- Exercise instructions:
For the entries below, how many lines include the word "name"? Give the figure and nothing more.

----

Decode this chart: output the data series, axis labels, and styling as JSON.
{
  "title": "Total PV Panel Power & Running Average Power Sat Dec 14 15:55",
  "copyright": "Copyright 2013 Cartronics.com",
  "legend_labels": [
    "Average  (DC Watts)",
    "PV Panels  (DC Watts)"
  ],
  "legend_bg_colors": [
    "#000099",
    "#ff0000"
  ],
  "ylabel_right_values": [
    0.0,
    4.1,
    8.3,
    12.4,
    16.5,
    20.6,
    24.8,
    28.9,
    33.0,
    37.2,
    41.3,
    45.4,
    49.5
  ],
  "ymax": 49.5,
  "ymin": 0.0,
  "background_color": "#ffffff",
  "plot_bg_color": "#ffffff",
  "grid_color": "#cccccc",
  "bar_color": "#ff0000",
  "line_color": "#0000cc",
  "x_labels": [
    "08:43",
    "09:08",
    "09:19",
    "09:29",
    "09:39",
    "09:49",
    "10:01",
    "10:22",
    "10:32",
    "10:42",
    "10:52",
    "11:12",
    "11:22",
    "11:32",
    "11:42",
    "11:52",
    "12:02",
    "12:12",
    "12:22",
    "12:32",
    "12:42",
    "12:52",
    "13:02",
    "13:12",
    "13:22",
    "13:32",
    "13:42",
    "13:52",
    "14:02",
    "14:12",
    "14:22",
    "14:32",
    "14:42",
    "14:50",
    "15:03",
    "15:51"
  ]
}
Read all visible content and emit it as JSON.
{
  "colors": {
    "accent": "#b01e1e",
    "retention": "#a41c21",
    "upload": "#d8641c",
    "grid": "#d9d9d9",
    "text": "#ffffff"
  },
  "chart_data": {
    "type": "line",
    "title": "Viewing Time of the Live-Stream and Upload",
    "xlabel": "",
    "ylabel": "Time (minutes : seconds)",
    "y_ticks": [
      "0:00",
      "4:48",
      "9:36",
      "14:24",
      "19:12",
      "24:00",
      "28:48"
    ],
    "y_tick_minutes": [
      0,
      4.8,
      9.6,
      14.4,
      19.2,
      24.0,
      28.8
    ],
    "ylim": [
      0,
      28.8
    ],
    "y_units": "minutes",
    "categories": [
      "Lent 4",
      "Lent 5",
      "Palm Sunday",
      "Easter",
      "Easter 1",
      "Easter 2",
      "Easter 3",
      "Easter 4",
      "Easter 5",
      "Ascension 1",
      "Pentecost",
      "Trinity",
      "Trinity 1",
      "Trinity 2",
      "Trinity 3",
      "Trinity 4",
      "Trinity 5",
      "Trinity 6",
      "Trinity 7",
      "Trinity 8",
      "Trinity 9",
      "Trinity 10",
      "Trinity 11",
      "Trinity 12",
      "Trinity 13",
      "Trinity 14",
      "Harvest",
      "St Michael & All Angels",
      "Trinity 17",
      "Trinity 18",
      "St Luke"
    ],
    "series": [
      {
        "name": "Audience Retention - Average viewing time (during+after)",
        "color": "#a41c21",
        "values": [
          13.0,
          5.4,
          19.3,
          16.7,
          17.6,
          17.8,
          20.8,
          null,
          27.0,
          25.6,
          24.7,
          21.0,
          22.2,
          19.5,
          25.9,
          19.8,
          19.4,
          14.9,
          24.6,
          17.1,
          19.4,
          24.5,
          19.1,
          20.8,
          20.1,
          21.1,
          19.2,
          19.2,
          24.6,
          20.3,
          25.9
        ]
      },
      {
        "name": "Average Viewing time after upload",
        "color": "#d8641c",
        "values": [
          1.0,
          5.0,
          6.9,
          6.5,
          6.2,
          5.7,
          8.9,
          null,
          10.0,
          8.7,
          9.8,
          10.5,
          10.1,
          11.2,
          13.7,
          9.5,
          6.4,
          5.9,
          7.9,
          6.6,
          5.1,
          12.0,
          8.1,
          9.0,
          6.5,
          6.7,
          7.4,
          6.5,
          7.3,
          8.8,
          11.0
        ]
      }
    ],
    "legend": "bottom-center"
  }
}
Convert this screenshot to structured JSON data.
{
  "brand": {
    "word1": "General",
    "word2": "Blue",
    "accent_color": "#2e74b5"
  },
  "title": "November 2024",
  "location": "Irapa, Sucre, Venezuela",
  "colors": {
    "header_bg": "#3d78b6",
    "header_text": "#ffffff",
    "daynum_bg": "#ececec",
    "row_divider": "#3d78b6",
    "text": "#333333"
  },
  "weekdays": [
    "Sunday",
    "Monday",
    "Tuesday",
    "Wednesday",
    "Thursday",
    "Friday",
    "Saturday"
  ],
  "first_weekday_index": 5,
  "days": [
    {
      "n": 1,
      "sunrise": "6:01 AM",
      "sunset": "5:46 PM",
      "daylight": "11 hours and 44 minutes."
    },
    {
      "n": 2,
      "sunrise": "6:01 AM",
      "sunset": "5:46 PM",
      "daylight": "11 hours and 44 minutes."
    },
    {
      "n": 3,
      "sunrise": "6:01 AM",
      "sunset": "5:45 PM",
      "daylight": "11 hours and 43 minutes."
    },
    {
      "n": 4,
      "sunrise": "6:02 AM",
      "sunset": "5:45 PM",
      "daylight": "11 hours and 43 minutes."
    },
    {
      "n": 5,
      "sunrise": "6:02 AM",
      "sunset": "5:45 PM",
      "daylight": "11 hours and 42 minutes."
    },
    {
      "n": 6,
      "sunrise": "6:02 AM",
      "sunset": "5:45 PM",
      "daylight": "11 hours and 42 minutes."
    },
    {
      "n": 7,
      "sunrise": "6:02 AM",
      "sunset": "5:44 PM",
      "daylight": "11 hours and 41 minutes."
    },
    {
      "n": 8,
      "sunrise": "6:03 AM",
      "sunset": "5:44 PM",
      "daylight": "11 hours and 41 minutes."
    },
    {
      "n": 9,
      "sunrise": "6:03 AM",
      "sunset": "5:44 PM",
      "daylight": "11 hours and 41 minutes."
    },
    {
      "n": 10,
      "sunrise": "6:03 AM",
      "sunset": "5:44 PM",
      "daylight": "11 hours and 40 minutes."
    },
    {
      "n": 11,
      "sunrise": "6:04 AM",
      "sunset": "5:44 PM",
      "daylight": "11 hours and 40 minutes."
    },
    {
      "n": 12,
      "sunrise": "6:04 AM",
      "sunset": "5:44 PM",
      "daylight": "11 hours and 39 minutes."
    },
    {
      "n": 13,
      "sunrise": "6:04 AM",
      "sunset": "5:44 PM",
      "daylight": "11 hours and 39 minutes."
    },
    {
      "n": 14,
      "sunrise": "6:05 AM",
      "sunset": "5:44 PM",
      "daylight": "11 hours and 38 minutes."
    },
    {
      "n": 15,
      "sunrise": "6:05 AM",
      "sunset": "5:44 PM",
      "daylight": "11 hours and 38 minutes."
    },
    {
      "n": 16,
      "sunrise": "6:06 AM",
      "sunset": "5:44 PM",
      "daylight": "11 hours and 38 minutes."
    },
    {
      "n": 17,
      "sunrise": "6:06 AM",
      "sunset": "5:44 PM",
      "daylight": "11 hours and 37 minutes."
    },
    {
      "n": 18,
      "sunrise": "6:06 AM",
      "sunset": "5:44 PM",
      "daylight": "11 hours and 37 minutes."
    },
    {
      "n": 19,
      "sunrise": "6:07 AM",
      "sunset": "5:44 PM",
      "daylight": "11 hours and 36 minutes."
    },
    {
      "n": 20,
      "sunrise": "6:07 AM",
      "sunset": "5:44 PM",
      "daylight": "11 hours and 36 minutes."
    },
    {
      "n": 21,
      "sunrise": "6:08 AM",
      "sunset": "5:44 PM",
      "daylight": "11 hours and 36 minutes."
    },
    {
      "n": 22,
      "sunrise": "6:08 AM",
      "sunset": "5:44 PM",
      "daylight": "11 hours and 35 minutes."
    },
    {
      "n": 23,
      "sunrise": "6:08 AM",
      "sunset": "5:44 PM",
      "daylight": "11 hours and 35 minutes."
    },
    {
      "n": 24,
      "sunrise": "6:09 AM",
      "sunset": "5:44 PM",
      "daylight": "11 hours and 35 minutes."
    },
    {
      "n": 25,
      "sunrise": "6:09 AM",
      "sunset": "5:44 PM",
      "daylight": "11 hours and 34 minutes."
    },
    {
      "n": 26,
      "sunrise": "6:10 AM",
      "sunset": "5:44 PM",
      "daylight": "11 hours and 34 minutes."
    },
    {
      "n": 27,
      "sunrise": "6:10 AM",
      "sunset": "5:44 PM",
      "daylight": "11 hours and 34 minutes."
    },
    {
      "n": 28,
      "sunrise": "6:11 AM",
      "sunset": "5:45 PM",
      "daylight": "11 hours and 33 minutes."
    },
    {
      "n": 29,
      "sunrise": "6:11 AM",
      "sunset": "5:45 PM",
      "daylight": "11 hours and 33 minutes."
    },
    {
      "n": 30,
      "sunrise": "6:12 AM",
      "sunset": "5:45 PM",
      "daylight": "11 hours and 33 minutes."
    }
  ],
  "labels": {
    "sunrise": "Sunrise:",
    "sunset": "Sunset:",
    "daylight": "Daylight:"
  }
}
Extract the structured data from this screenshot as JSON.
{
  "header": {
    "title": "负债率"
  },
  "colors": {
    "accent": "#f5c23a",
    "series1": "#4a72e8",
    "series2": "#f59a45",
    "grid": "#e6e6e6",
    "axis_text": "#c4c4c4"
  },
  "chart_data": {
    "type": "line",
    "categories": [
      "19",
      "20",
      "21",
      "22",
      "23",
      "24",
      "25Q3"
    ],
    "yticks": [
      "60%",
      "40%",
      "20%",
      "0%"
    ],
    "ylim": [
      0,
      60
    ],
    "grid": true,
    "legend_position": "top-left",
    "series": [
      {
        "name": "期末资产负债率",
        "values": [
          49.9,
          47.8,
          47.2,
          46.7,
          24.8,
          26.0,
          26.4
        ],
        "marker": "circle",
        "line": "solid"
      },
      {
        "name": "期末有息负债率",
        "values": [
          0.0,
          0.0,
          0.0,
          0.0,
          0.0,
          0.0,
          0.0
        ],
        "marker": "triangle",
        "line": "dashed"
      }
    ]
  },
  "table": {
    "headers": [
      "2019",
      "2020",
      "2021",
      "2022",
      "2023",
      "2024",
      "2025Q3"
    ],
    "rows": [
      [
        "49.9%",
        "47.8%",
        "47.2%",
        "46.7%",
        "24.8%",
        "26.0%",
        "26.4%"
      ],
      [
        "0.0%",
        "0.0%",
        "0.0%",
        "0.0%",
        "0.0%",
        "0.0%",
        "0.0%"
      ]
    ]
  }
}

----

- Output for this exercise:
4